## Exercise instructions
Copy down all of the data underneath, exactly as shown.

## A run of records
========================================

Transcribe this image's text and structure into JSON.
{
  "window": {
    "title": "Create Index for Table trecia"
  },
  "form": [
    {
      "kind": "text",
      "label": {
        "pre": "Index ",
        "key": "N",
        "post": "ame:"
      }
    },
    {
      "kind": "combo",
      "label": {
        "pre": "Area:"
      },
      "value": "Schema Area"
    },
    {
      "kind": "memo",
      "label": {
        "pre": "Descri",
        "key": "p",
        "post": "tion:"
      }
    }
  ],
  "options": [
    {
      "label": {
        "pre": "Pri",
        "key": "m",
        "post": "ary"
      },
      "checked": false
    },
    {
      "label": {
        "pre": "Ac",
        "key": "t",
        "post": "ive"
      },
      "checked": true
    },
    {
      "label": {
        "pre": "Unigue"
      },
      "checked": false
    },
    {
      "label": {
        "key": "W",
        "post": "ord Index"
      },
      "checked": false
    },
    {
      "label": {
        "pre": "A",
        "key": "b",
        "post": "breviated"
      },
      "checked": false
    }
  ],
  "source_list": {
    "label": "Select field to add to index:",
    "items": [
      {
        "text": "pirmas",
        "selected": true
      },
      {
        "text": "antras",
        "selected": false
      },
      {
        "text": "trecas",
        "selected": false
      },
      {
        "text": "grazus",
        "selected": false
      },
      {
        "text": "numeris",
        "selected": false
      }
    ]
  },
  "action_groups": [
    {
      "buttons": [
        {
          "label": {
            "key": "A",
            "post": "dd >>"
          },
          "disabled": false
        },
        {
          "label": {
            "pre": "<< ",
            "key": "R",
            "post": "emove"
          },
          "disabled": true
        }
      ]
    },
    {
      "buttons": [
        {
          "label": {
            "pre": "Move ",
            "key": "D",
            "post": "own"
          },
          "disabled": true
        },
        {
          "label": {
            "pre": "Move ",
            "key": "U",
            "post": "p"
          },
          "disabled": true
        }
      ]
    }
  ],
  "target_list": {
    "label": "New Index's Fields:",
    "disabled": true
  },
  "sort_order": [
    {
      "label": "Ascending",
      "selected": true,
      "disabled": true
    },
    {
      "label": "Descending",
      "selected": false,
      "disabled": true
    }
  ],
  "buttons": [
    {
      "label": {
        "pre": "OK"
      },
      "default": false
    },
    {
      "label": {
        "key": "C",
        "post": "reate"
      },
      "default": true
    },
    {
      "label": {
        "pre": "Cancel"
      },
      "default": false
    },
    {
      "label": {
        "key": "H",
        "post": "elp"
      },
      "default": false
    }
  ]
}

========================================

## Finished task
Transcribe this image's text and structure into JSON.
{
  "window": {
    "title": "Create Index for Table trecia"
  },
  "form": [
    {
      "kind": "text",
      "label": {
        "pre": "Index ",
        "key": "N",
        "post": "ame:"
      }
    },
    {
      "kind": "combo",
      "label": {
        "pre": "Area:"
      },
      "value": "Schema Area"
    },
    {
      "kind": "memo",
      "label": {
        "pre": "Descri",
        "key": "p",
        "post": "tion:"
      }
    }
  ],
  "options": [
    {
      "label": {
        "pre": "Pri",
        "key": "m",
        "post": "ary"
      },
      "checked": false
    },
    {
      "label": {
        "pre": "Ac",
        "key": "t",
        "post": "ive"
      },
      "checked": true
    },
    {
      "label": {
        "pre": "Unigue"
      },
      "checked": false
    },
    {
      "label": {
        "key": "W",
        "post": "ord Index"
      },
      "checked": false
    },
    {
      "label": {
        "pre": "A",
        "key": "b",
        "post": "breviated"
      },
      "checked": false
    }
  ],
  "source_list": {
    "label": "Select field to add to index:",
    "items": [
      {
        "text": "pirmas",
        "selected": true
      },
      {
        "text": "antras",
        "selected": false
      },
      {
        "text": "trecas",
        "selected": false
      },
      {
        "text": "grazus",
        "selected": false
      },
      {
        "text": "numeris",
        "selected": false
      }
    ]
  },
  "action_groups": [
    {
      "buttons": [
        {
          "label": {
            "key": "A",
            "post": "dd >>"
          },
          "disabled": false
        },
        {
          "label": {
            "pre": "<< ",
            "key": "R",
            "post": "emove"
          },
          "disabled": true
        }
      ]
    },
    {
      "buttons": [
        {
          "label": {
            "pre": "Move ",
            "key": "D",
            "post": "own"
          },
          "disabled": true
        },
        {
          "label": {
            "pre": "Move ",
            "key": "U",
            "post": "p"
          },
          "disabled": true
        }
      ]
    }
  ],
  "target_list": {
    "label": "New Index's Fields:",
    "disabled": true
  },
  "sort_order": [
    {
      "label": "Ascending",
      "selected": true,
      "disabled": true
    },
    {
      "label": "Descending",
      "selected": false,
      "disabled": true
    }
  ],
  "buttons": [
    {
      "label": {
        "pre": "OK"
      },
      "default": false
    },
    {
      "label": {
        "key": "C",
        "post": "reate"
      },
      "default": true
    },
    {
      "label": {
        "pre": "Cancel"
      },
      "default": false
    },
    {
      "label": {
        "key": "H",
        "post": "elp"
      },
      "default": false
    }
  ]
}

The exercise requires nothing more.